■ TASK ■
Rewrite the lines from the first one down through the line containing "- cell-memory: 17,4...: [232, 150, 277, 162]", both included, so that "SYSTEM" becomes "NETWORK SERVICE" everywhere and nothing else changes.

— Begin RECORDS FOR THE EXERCISE —

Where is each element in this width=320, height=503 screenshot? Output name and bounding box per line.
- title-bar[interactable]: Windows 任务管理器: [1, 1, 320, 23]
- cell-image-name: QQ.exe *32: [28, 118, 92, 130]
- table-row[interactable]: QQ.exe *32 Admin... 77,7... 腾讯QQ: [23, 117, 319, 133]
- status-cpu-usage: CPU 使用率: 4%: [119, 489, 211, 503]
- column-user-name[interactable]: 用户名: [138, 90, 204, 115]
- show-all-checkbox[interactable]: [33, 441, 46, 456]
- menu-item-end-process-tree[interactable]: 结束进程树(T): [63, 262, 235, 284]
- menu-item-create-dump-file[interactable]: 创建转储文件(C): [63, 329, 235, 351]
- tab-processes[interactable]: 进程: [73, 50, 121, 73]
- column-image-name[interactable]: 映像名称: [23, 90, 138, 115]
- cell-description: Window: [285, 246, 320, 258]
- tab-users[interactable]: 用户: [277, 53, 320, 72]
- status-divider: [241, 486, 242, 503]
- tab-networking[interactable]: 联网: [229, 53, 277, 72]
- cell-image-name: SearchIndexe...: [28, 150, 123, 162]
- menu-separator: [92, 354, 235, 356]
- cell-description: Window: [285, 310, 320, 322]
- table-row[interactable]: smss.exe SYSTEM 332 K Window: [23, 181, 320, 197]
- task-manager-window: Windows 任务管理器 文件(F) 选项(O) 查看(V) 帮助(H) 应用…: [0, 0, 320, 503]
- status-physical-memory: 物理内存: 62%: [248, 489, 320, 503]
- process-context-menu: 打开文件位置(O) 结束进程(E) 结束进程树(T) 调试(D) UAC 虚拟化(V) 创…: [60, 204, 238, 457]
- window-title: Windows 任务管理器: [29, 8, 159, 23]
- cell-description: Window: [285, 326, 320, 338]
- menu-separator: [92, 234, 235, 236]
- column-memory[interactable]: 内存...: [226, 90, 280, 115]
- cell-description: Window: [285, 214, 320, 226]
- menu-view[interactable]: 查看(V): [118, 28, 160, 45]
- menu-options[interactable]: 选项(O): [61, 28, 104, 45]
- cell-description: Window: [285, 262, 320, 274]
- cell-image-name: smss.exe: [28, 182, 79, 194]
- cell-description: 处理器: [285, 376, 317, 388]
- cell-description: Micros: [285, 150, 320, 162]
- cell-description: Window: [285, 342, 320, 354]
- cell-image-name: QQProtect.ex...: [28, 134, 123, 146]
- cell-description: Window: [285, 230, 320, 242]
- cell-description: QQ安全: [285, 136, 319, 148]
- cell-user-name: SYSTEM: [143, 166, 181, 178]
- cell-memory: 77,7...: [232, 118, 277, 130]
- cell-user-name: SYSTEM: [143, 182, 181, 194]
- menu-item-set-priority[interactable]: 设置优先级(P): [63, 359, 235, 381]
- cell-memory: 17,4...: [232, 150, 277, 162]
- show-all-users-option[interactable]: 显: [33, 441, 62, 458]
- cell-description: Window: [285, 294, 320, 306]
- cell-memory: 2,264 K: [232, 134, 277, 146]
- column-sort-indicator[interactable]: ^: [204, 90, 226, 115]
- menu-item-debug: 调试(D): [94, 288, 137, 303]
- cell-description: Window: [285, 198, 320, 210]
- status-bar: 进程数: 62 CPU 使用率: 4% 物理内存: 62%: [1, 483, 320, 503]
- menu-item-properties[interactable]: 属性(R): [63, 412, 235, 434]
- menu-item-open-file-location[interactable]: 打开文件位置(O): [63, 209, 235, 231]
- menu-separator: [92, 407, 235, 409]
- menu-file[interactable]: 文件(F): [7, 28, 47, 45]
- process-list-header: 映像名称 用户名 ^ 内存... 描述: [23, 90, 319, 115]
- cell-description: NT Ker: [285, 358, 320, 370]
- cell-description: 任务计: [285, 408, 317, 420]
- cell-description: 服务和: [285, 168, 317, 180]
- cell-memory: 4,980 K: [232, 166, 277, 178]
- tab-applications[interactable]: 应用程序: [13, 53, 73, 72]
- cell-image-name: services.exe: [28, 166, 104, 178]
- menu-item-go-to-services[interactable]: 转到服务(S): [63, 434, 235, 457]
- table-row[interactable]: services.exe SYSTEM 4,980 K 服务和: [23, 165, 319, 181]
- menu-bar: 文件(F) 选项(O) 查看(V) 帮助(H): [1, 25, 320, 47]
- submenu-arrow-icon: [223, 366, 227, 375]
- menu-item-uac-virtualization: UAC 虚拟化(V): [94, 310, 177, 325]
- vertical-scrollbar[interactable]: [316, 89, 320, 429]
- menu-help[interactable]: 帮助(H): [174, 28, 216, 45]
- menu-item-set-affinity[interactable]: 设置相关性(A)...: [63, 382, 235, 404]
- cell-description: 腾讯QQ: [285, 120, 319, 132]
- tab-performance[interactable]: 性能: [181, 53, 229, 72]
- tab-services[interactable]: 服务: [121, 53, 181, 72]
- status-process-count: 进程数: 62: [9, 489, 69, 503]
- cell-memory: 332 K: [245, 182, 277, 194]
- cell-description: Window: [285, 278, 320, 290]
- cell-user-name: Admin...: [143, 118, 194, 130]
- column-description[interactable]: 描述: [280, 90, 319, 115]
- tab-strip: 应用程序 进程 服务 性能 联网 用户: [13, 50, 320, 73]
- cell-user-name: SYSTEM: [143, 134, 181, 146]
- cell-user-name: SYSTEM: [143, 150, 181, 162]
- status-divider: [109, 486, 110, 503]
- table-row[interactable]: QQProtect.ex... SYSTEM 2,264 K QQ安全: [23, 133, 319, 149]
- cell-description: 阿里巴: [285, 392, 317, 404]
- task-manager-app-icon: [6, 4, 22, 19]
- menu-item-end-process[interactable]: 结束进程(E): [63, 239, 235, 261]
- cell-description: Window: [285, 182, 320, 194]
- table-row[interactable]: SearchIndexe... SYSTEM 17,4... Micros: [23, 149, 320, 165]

— End RECORDS FOR THE EXERCISE —

■ FULL ANSWER ■
Where is each element in this width=320, height=503 screenshot? Output name and bounding box per line.
- title-bar[interactable]: Windows 任务管理器: [1, 1, 320, 23]
- cell-image-name: QQ.exe *32: [28, 118, 92, 130]
- table-row[interactable]: QQ.exe *32 Admin... 77,7... 腾讯QQ: [23, 117, 319, 133]
- status-cpu-usage: CPU 使用率: 4%: [119, 489, 211, 503]
- column-user-name[interactable]: 用户名: [138, 90, 204, 115]
- show-all-checkbox[interactable]: [33, 441, 46, 456]
- menu-item-end-process-tree[interactable]: 结束进程树(T): [63, 262, 235, 284]
- menu-item-create-dump-file[interactable]: 创建转储文件(C): [63, 329, 235, 351]
- tab-processes[interactable]: 进程: [73, 50, 121, 73]
- column-image-name[interactable]: 映像名称: [23, 90, 138, 115]
- cell-description: Window: [285, 246, 320, 258]
- tab-users[interactable]: 用户: [277, 53, 320, 72]
- status-divider: [241, 486, 242, 503]
- tab-networking[interactable]: 联网: [229, 53, 277, 72]
- cell-image-name: SearchIndexe...: [28, 150, 123, 162]
- menu-separator: [92, 354, 235, 356]
- cell-description: Window: [285, 310, 320, 322]
- table-row[interactable]: smss.exe NETWORK SERVICE 332 K Window: [23, 181, 320, 197]
- task-manager-window: Windows 任务管理器 文件(F) 选项(O) 查看(V) 帮助(H) 应用…: [0, 0, 320, 503]
- status-physical-memory: 物理内存: 62%: [248, 489, 320, 503]
- process-context-menu: 打开文件位置(O) 结束进程(E) 结束进程树(T) 调试(D) UAC 虚拟化(V) 创…: [60, 204, 238, 457]
- window-title: Windows 任务管理器: [29, 8, 159, 23]
- cell-description: Window: [285, 326, 320, 338]
- menu-separator: [92, 234, 235, 236]
- column-memory[interactable]: 内存...: [226, 90, 280, 115]
- cell-description: Window: [285, 214, 320, 226]
- menu-view[interactable]: 查看(V): [118, 28, 160, 45]
- menu-options[interactable]: 选项(O): [61, 28, 104, 45]
- cell-description: Window: [285, 262, 320, 274]
- cell-image-name: smss.exe: [28, 182, 79, 194]
- cell-description: 处理器: [285, 376, 317, 388]
- cell-description: Micros: [285, 150, 320, 162]
- cell-description: Window: [285, 342, 320, 354]
- cell-image-name: QQProtect.ex...: [28, 134, 123, 146]
- cell-description: Window: [285, 230, 320, 242]
- cell-description: QQ安全: [285, 136, 319, 148]
- cell-user-name: NETWORK SERVICE: [143, 166, 181, 178]
- cell-memory: 77,7...: [232, 118, 277, 130]
- cell-user-name: NETWORK SERVICE: [143, 182, 181, 194]
- menu-item-set-priority[interactable]: 设置优先级(P): [63, 359, 235, 381]
- cell-memory: 17,4...: [232, 150, 277, 162]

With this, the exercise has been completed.